(Figure record listings)
• • • •

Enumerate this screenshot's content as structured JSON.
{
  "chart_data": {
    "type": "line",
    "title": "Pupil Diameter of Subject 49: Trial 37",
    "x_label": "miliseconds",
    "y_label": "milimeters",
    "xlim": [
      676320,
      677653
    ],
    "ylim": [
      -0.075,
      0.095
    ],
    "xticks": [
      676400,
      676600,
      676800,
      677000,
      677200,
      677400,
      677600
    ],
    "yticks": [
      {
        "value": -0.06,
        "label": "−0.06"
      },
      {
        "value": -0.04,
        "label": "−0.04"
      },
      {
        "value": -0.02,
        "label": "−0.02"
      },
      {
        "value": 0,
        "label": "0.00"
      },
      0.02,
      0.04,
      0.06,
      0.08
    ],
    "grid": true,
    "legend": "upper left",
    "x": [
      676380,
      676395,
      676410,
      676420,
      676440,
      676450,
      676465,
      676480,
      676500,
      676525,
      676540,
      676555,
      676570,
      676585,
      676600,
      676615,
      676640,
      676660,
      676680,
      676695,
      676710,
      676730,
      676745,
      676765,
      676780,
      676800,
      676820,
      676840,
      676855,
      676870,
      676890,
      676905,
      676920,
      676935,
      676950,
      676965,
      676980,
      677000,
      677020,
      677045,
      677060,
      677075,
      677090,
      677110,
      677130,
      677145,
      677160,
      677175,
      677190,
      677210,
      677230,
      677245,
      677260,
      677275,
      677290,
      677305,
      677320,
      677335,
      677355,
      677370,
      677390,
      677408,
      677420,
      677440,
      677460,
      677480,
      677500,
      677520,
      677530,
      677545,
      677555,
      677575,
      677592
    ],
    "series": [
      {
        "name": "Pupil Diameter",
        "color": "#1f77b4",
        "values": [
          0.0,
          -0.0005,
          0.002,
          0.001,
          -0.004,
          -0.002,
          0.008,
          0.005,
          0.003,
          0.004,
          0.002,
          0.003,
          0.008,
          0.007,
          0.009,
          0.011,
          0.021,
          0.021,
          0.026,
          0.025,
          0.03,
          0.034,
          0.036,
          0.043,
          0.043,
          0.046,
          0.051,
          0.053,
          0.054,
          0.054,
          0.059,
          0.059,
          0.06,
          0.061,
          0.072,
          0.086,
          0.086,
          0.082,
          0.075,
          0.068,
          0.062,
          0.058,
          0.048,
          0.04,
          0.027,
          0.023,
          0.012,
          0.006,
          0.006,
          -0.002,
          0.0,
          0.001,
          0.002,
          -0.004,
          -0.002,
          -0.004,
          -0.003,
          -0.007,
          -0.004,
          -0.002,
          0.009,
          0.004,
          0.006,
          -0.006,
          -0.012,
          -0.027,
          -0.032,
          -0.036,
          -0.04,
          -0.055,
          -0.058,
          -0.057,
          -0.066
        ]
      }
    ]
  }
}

• • • •

**Exercise task**
Repeat the data exactly. Leave nothing out.

**Solution for this exercise**
Enumerate this screenshot's content as structured JSON.
{
  "chart_data": {
    "type": "line",
    "title": "Pupil Diameter of Subject 49: Trial 37",
    "x_label": "miliseconds",
    "y_label": "milimeters",
    "xlim": [
      676320,
      677653
    ],
    "ylim": [
      -0.075,
      0.095
    ],
    "xticks": [
      676400,
      676600,
      676800,
      677000,
      677200,
      677400,
      677600
    ],
    "yticks": [
      {
        "value": -0.06,
        "label": "−0.06"
      },
      {
        "value": -0.04,
        "label": "−0.04"
      },
      {
        "value": -0.02,
        "label": "−0.02"
      },
      {
        "value": 0,
        "label": "0.00"
      },
      0.02,
      0.04,
      0.06,
      0.08
    ],
    "grid": true,
    "legend": "upper left",
    "x": [
      676380,
      676395,
      676410,
      676420,
      676440,
      676450,
      676465,
      676480,
      676500,
      676525,
      676540,
      676555,
      676570,
      676585,
      676600,
      676615,
      676640,
      676660,
      676680,
      676695,
      676710,
      676730,
      676745,
      676765,
      676780,
      676800,
      676820,
      676840,
      676855,
      676870,
      676890,
      676905,
      676920,
      676935,
      676950,
      676965,
      676980,
      677000,
      677020,
      677045,
      677060,
      677075,
      677090,
      677110,
      677130,
      677145,
      677160,
      677175,
      677190,
      677210,
      677230,
      677245,
      677260,
      677275,
      677290,
      677305,
      677320,
      677335,
      677355,
      677370,
      677390,
      677408,
      677420,
      677440,
      677460,
      677480,
      677500,
      677520,
      677530,
      677545,
      677555,
      677575,
      677592
    ],
    "series": [
      {
        "name": "Pupil Diameter",
        "color": "#1f77b4",
        "values": [
          0.0,
          -0.0005,
          0.002,
          0.001,
          -0.004,
          -0.002,
          0.008,
          0.005,
          0.003,
          0.004,
          0.002,
          0.003,
          0.008,
          0.007,
          0.009,
          0.011,
          0.021,
          0.021,
          0.026,
          0.025,
          0.03,
          0.034,
          0.036,
          0.043,
          0.043,
          0.046,
          0.051,
          0.053,
          0.054,
          0.054,
          0.059,
          0.059,
          0.06,
          0.061,
          0.072,
          0.086,
          0.086,
          0.082,
          0.075,
          0.068,
          0.062,
          0.058,
          0.048,
          0.04,
          0.027,
          0.023,
          0.012,
          0.006,
          0.006,
          -0.002,
          0.0,
          0.001,
          0.002,
          -0.004,
          -0.002,
          -0.004,
          -0.003,
          -0.007,
          -0.004,
          -0.002,
          0.009,
          0.004,
          0.006,
          -0.006,
          -0.012,
          -0.027,
          -0.032,
          -0.036,
          -0.04,
          -0.055,
          -0.058,
          -0.057,
          -0.066
        ]
      }
    ]
  }
}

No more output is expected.